* Begin Raw data *
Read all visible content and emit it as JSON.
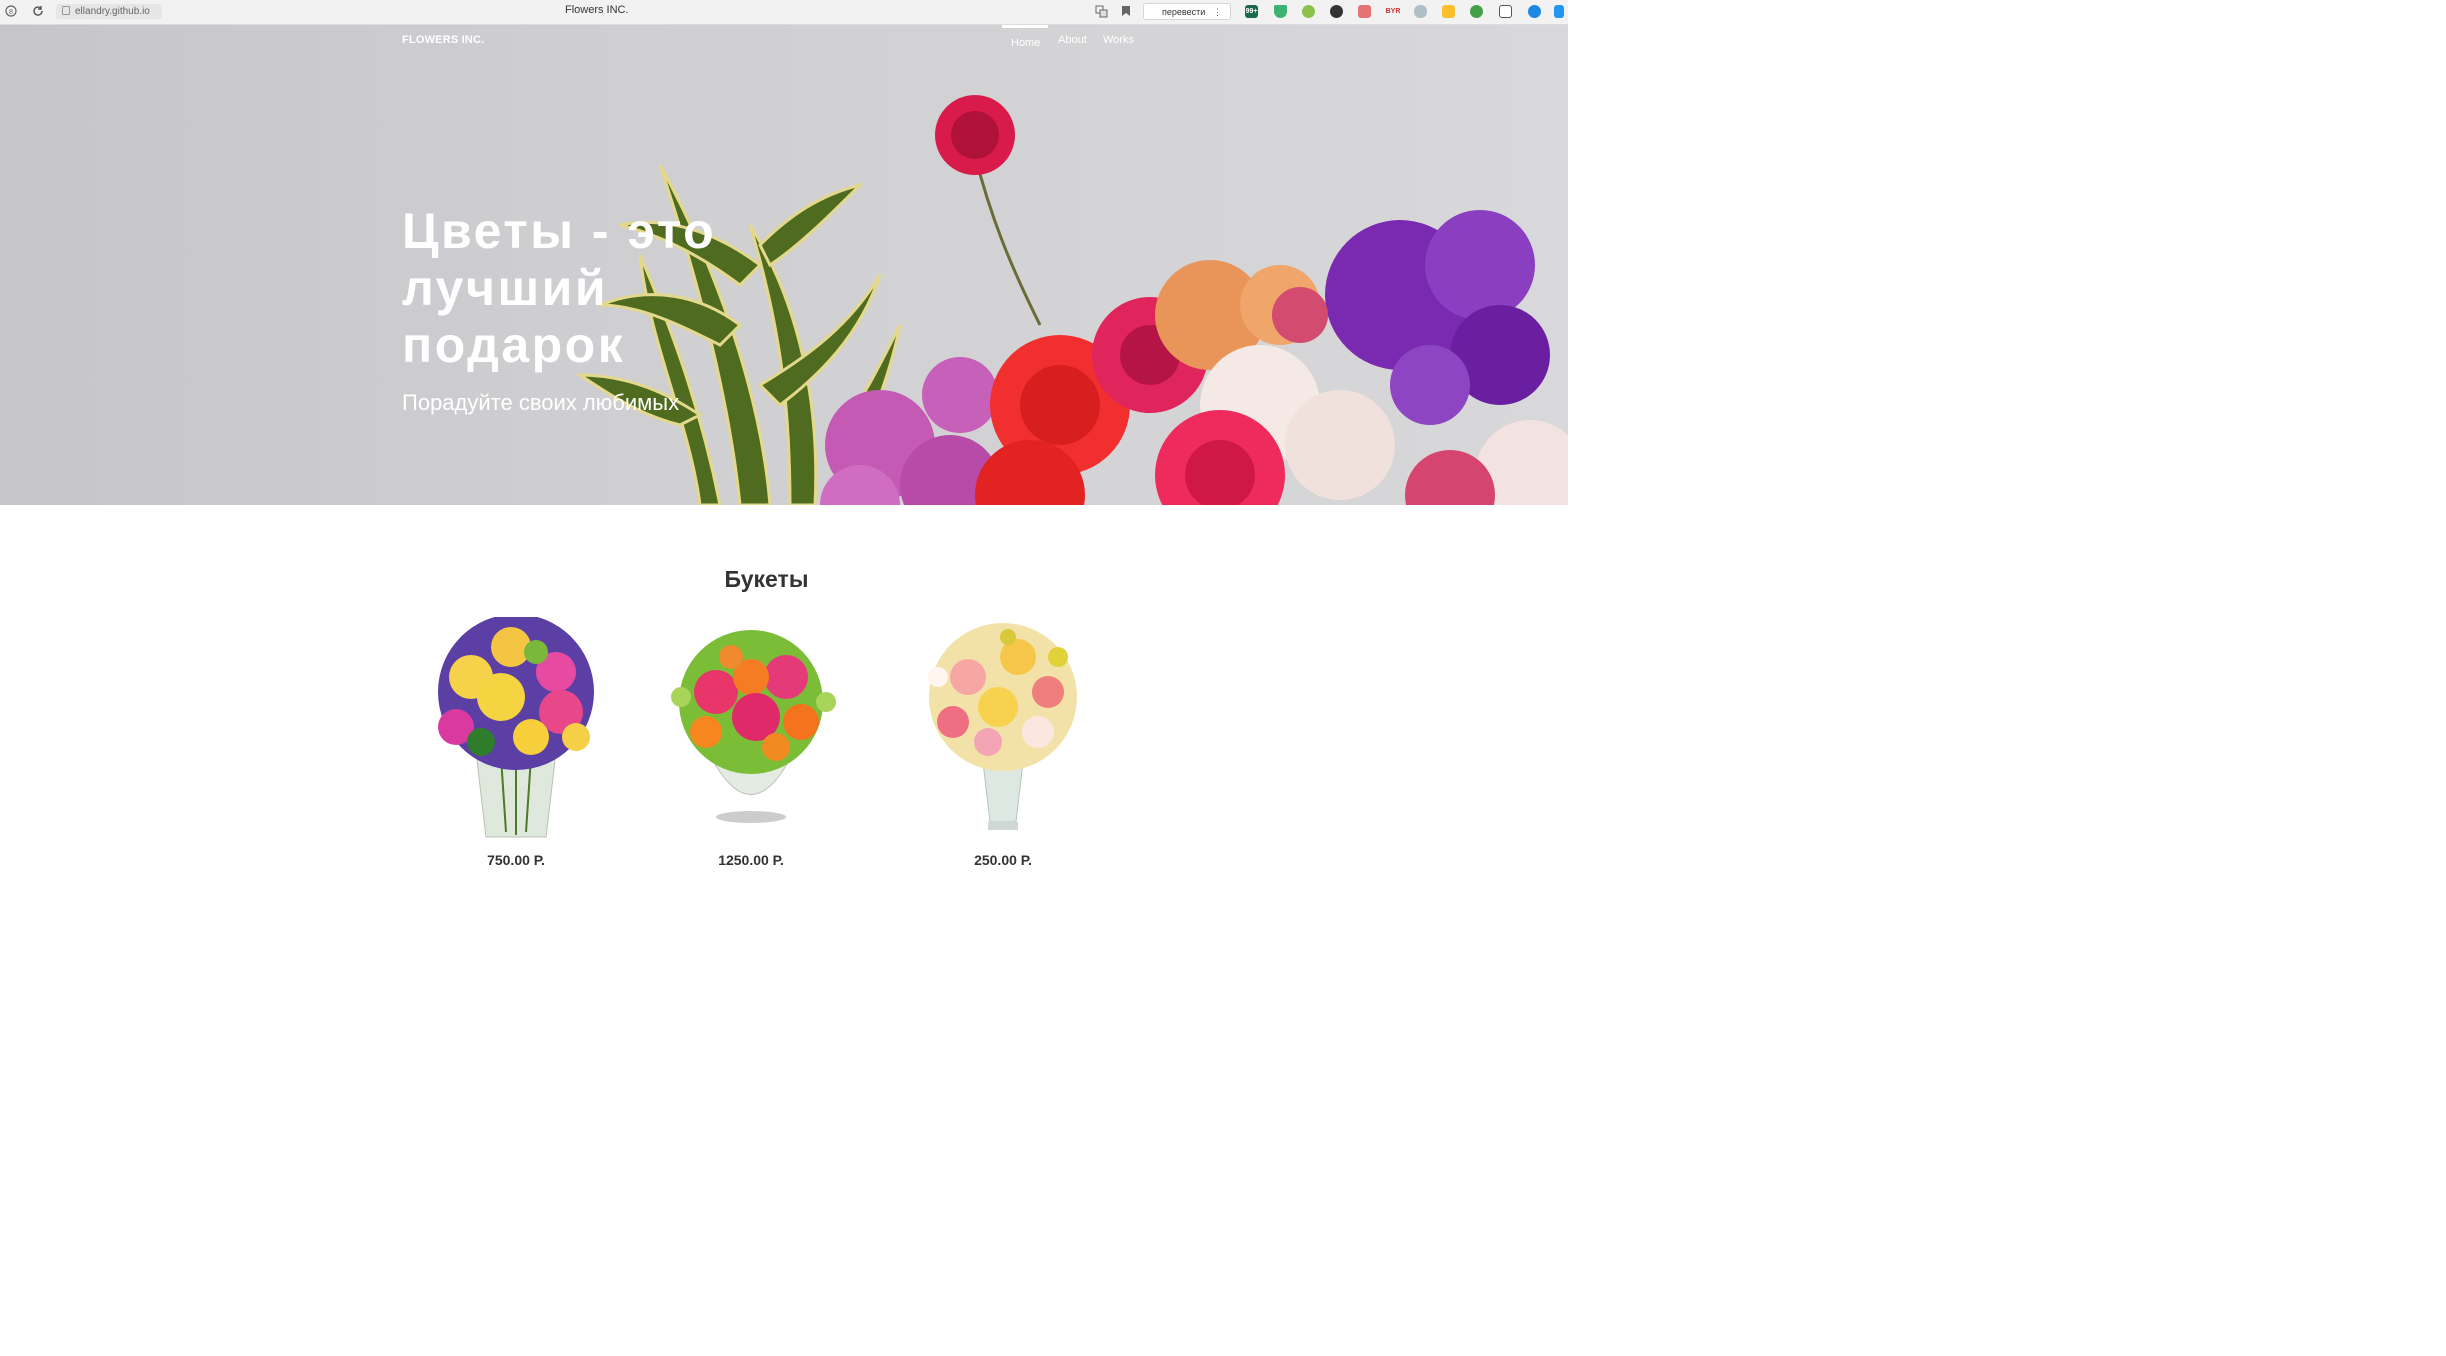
{
  "browser": {
    "url": "ellandry.github.io",
    "tab_title": "Flowers INC.",
    "translate_label": "перевести",
    "translate_more": "⋮",
    "ext_labels": {
      "ext1": "99+",
      "ext7": "BYR"
    }
  },
  "header": {
    "brand": "FLOWERS INC.",
    "nav": [
      {
        "label": "Home",
        "active": true
      },
      {
        "label": "About",
        "active": false
      },
      {
        "label": "Works",
        "active": false
      }
    ]
  },
  "hero": {
    "title": "Цветы - это лучший подарок",
    "subtitle": "Порадуйте своих любимых"
  },
  "bouquets": {
    "title": "Букеты",
    "items": [
      {
        "price": "750.00 Р."
      },
      {
        "price": "1250.00 Р."
      },
      {
        "price": "250.00 Р."
      }
    ]
  },
  "colors": {
    "accent": "#ffffff",
    "hero_bg": "#cfcfd2",
    "text": "#333333"
  }
}
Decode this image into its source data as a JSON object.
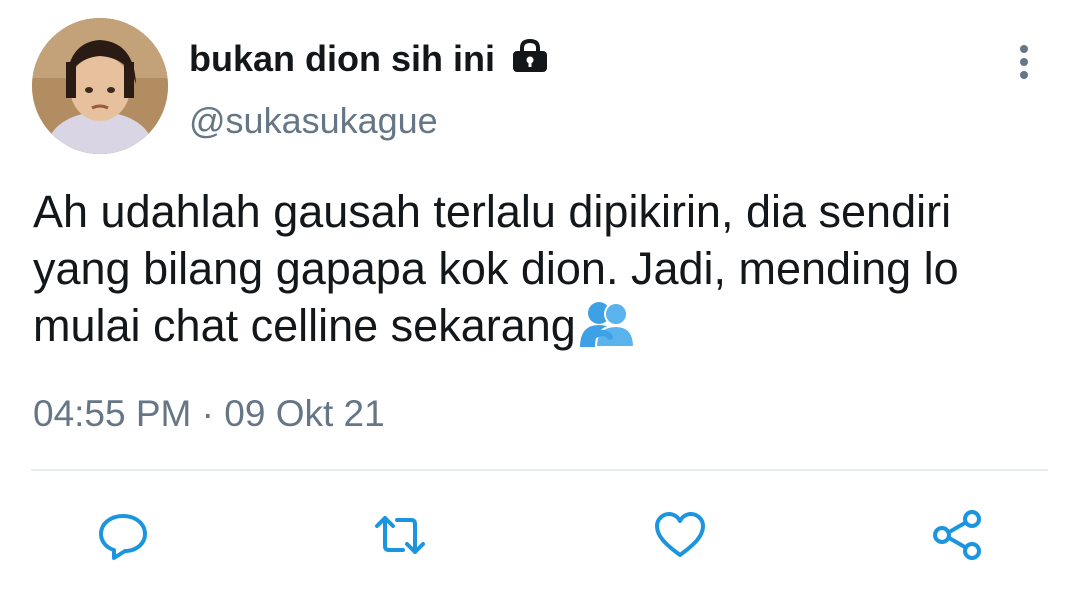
{
  "tweet": {
    "display_name": "bukan dion sih ini",
    "handle": "@sukasukague",
    "text": "Ah udahlah gausah terlalu dipikirin, dia sendiri yang bilang gapapa kok dion. Jadi, mending lo mulai chat celline sekarang",
    "time": "04:55 PM",
    "separator": "·",
    "date": "09 Okt 21",
    "protected": true,
    "emoji": "people-hugging-emoji"
  },
  "icons": {
    "lock": "lock-icon",
    "more": "more-vertical-icon",
    "reply": "reply-icon",
    "retweet": "retweet-icon",
    "like": "heart-icon",
    "share": "share-icon"
  },
  "colors": {
    "primary_text": "#14171a",
    "secondary_text": "#657786",
    "divider": "#e6ecf0",
    "action_icon": "#1b95e0",
    "emoji": "#3ea1e6"
  }
}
* End Raw data *
Given exercise -
Make an exact copy of every entry above, minus the images.

Completed task -
Read all visible content and emit it as JSON.
{
  "browser": {
    "url": "ellandry.github.io",
    "tab_title": "Flowers INC.",
    "translate_label": "перевести",
    "translate_more": "⋮",
    "ext_labels": {
      "ext1": "99+",
      "ext7": "BYR"
    }
  },
  "header": {
    "brand": "FLOWERS INC.",
    "nav": [
      {
        "label": "Home",
        "active": true
      },
      {
        "label": "About",
        "active": false
      },
      {
        "label": "Works",
        "active": false
      }
    ]
  },
  "hero": {
    "title": "Цветы - это лучший подарок",
    "subtitle": "Порадуйте своих любимых"
  },
  "bouquets": {
    "title": "Букеты",
    "items": [
      {
        "price": "750.00 Р."
      },
      {
        "price": "1250.00 Р."
      },
      {
        "price": "250.00 Р."
      }
    ]
  },
  "colors": {
    "accent": "#ffffff",
    "hero_bg": "#cfcfd2",
    "text": "#333333"
  }
}
Decode this image into its source data as a JSON object.
{
  "tweet": {
    "display_name": "bukan dion sih ini",
    "handle": "@sukasukague",
    "text": "Ah udahlah gausah terlalu dipikirin, dia sendiri yang bilang gapapa kok dion. Jadi, mending lo mulai chat celline sekarang",
    "time": "04:55 PM",
    "separator": "·",
    "date": "09 Okt 21",
    "protected": true,
    "emoji": "people-hugging-emoji"
  },
  "icons": {
    "lock": "lock-icon",
    "more": "more-vertical-icon",
    "reply": "reply-icon",
    "retweet": "retweet-icon",
    "like": "heart-icon",
    "share": "share-icon"
  },
  "colors": {
    "primary_text": "#14171a",
    "secondary_text": "#657786",
    "divider": "#e6ecf0",
    "action_icon": "#1b95e0",
    "emoji": "#3ea1e6"
  }
}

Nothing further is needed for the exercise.